**Work instructions:**
Wherever the string "регистрационный" occurs in a line of these records, report that line.

**Provided records:**
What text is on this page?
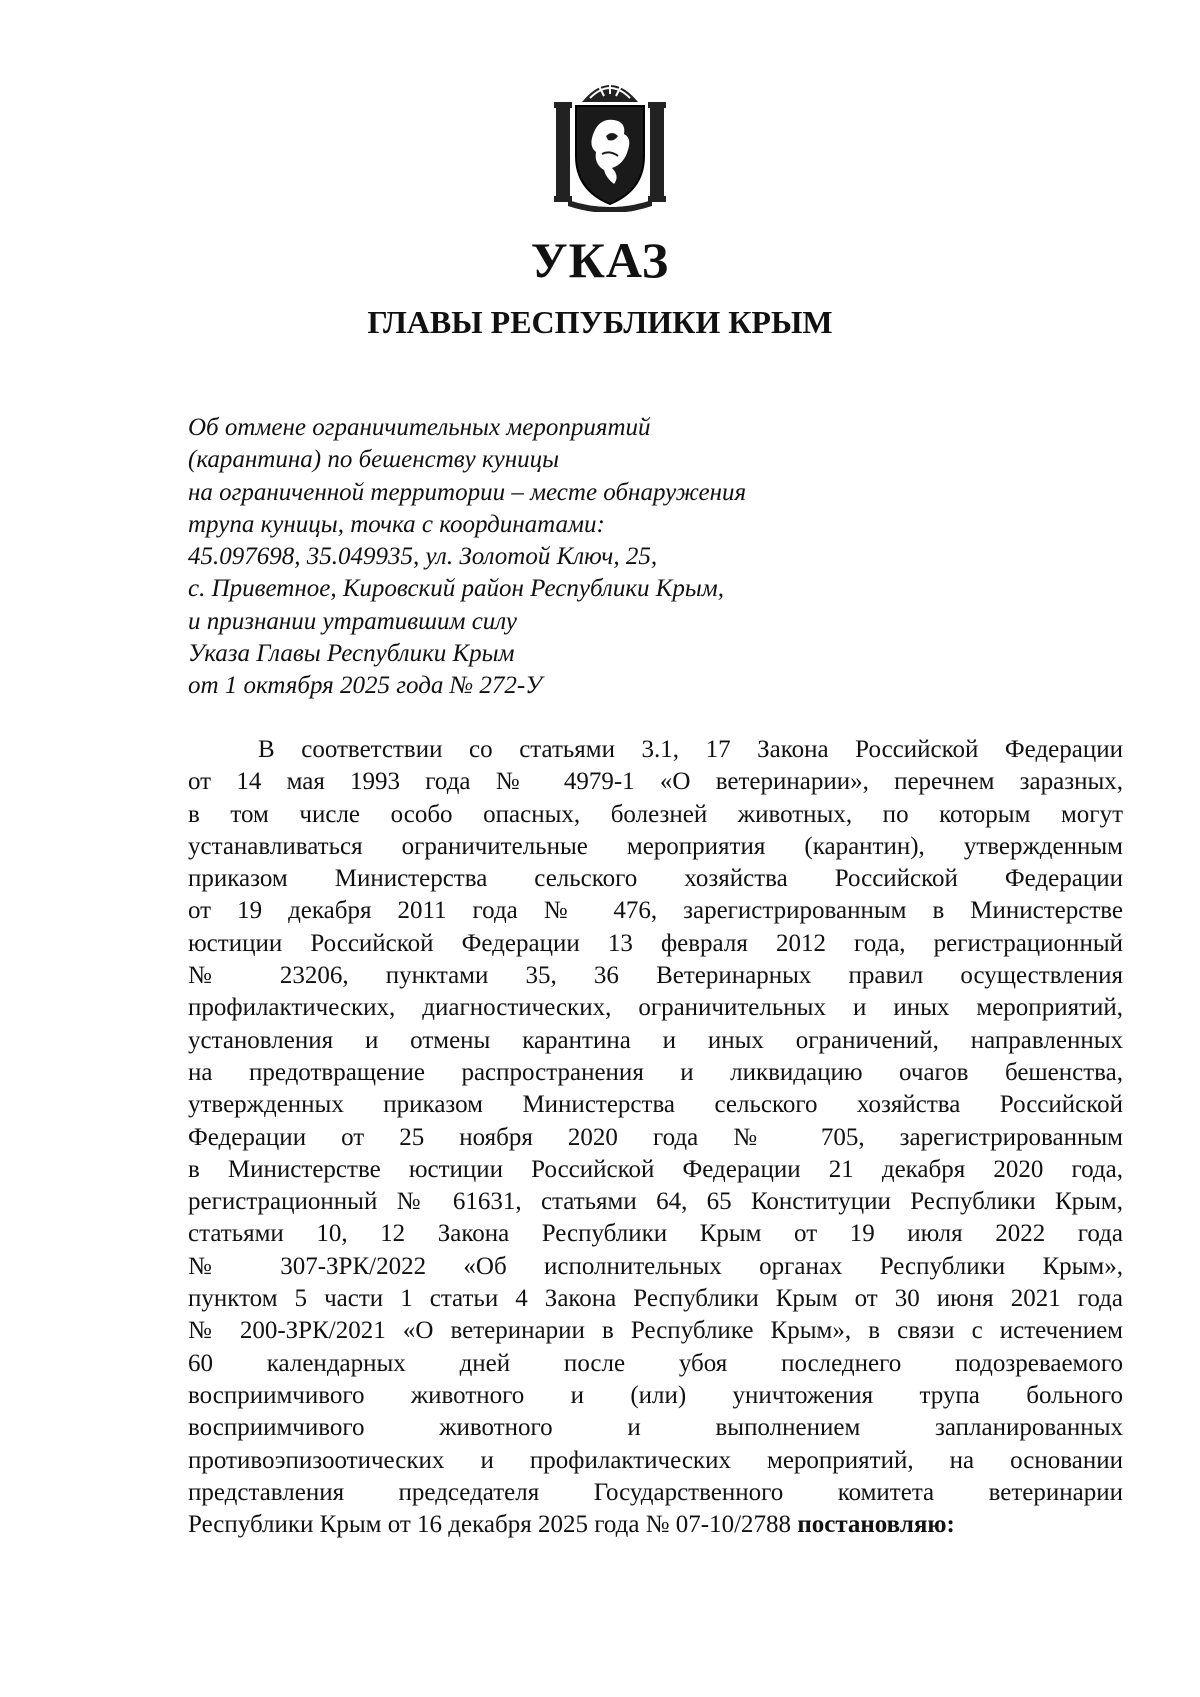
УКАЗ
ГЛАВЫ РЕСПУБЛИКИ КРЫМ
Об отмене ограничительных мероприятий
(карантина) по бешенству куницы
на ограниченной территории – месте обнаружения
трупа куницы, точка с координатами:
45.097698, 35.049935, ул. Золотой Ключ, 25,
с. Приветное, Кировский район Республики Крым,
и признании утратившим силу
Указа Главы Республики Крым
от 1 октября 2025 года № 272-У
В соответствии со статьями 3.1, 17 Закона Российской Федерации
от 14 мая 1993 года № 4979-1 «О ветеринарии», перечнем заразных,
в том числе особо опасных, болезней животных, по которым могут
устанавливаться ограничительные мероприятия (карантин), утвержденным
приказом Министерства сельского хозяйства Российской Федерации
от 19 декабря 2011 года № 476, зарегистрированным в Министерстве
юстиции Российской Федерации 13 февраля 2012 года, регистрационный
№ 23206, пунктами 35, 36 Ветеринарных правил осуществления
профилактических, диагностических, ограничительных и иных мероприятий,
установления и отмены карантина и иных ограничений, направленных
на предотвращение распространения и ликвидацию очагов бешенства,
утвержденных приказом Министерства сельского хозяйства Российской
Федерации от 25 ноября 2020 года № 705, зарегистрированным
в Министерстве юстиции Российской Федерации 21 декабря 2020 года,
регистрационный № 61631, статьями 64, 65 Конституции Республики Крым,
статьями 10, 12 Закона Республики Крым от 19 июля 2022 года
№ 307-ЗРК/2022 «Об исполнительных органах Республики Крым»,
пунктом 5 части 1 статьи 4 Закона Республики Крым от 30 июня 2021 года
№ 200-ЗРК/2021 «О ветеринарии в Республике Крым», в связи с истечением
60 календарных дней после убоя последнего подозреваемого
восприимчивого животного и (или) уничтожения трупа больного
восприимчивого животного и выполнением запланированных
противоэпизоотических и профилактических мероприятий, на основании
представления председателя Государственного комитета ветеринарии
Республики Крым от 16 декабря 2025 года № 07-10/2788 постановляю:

**The solution:**
юстиции Российской Федерации 13 февраля 2012 года, регистрационный
регистрационный № 61631, статьями 64, 65 Конституции Республики Крым,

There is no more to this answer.